* start *

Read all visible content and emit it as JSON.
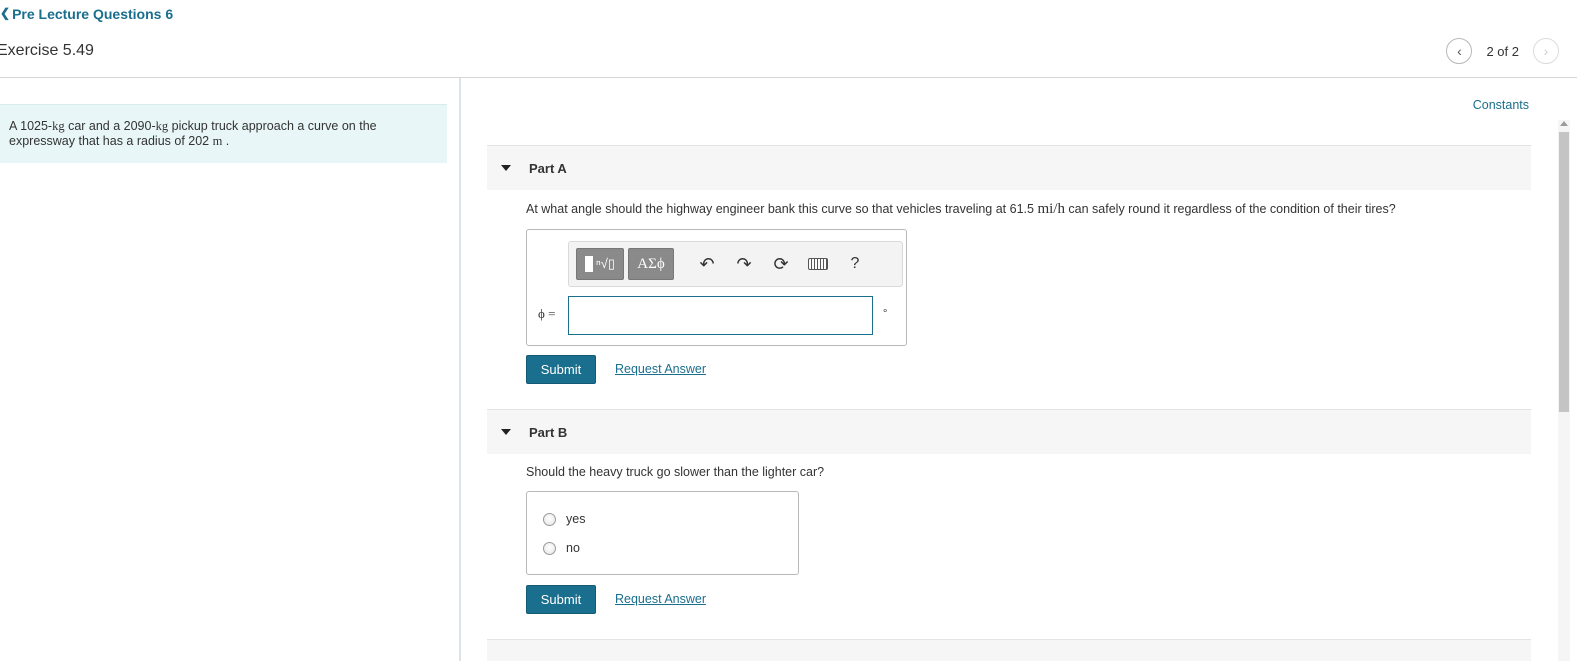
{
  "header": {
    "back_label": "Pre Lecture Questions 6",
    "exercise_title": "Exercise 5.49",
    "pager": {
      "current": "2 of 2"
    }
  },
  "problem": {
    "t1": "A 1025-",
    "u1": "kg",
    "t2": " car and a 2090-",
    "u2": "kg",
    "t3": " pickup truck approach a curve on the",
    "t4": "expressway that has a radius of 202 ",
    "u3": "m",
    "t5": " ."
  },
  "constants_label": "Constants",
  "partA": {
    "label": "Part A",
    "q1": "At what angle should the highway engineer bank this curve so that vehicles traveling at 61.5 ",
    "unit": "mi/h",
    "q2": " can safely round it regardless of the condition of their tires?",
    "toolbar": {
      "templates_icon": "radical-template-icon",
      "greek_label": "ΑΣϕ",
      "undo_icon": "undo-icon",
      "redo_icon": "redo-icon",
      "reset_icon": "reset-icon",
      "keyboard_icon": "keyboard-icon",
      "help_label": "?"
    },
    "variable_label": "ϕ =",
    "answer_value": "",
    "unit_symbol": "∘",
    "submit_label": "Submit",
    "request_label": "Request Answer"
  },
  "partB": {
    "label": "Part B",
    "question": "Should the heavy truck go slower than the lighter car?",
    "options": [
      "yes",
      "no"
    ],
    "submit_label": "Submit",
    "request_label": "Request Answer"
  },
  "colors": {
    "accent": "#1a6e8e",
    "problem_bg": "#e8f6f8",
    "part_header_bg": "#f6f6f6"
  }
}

* end *

Transcribe the material exactly, leaving every picture out.

> [FINISHED TASK]
Read all visible content and emit it as JSON.
{
  "header": {
    "back_label": "Pre Lecture Questions 6",
    "exercise_title": "Exercise 5.49",
    "pager": {
      "current": "2 of 2"
    }
  },
  "problem": {
    "t1": "A 1025-",
    "u1": "kg",
    "t2": " car and a 2090-",
    "u2": "kg",
    "t3": " pickup truck approach a curve on the",
    "t4": "expressway that has a radius of 202 ",
    "u3": "m",
    "t5": " ."
  },
  "constants_label": "Constants",
  "partA": {
    "label": "Part A",
    "q1": "At what angle should the highway engineer bank this curve so that vehicles traveling at 61.5 ",
    "unit": "mi/h",
    "q2": " can safely round it regardless of the condition of their tires?",
    "toolbar": {
      "templates_icon": "radical-template-icon",
      "greek_label": "ΑΣϕ",
      "undo_icon": "undo-icon",
      "redo_icon": "redo-icon",
      "reset_icon": "reset-icon",
      "keyboard_icon": "keyboard-icon",
      "help_label": "?"
    },
    "variable_label": "ϕ =",
    "answer_value": "",
    "unit_symbol": "∘",
    "submit_label": "Submit",
    "request_label": "Request Answer"
  },
  "partB": {
    "label": "Part B",
    "question": "Should the heavy truck go slower than the lighter car?",
    "options": [
      "yes",
      "no"
    ],
    "submit_label": "Submit",
    "request_label": "Request Answer"
  },
  "colors": {
    "accent": "#1a6e8e",
    "problem_bg": "#e8f6f8",
    "part_header_bg": "#f6f6f6"
  }
}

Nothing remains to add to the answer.